### Challenge
Below are some entries. Copy each line that holds the string "this".

### Collected data entries
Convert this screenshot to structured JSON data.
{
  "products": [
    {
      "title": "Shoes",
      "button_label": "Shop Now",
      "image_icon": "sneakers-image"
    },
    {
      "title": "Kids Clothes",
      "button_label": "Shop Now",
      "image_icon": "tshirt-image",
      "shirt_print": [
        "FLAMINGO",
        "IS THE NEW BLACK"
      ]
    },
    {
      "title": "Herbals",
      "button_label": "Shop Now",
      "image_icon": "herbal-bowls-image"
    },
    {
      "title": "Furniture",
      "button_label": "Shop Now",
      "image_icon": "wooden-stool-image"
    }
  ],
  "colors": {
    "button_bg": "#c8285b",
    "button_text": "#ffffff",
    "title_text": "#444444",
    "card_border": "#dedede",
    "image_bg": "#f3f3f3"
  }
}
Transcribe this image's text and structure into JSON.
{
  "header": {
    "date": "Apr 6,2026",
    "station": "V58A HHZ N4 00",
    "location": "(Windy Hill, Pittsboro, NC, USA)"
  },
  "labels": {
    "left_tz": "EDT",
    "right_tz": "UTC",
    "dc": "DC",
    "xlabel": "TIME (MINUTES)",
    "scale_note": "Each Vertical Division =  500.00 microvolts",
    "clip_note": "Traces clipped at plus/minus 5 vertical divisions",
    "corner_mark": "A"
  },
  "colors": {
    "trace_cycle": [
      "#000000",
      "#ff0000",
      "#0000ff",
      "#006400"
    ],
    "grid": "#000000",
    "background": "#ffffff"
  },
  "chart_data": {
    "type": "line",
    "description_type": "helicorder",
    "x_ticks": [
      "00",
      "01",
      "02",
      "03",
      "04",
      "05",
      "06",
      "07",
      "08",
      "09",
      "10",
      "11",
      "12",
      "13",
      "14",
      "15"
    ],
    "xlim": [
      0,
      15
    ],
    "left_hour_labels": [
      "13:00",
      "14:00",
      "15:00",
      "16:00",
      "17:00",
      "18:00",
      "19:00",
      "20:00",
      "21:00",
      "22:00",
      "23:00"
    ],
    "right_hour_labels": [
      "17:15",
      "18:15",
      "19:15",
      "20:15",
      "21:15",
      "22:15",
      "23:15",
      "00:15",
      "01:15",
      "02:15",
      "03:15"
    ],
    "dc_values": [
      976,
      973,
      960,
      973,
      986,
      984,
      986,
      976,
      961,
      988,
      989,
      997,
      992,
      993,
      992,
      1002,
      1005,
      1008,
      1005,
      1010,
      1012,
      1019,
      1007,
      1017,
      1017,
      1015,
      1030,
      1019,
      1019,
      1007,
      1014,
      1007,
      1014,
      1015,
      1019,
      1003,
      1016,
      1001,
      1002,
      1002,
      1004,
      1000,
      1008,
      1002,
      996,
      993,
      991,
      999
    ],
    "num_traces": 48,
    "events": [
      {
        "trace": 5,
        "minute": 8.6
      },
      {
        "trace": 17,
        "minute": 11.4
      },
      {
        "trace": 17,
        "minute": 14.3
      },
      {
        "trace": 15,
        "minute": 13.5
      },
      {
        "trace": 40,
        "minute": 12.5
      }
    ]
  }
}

### Written answer
Convert this screenshot to structured JSON data.
Transcribe this image's text and structure into JSON.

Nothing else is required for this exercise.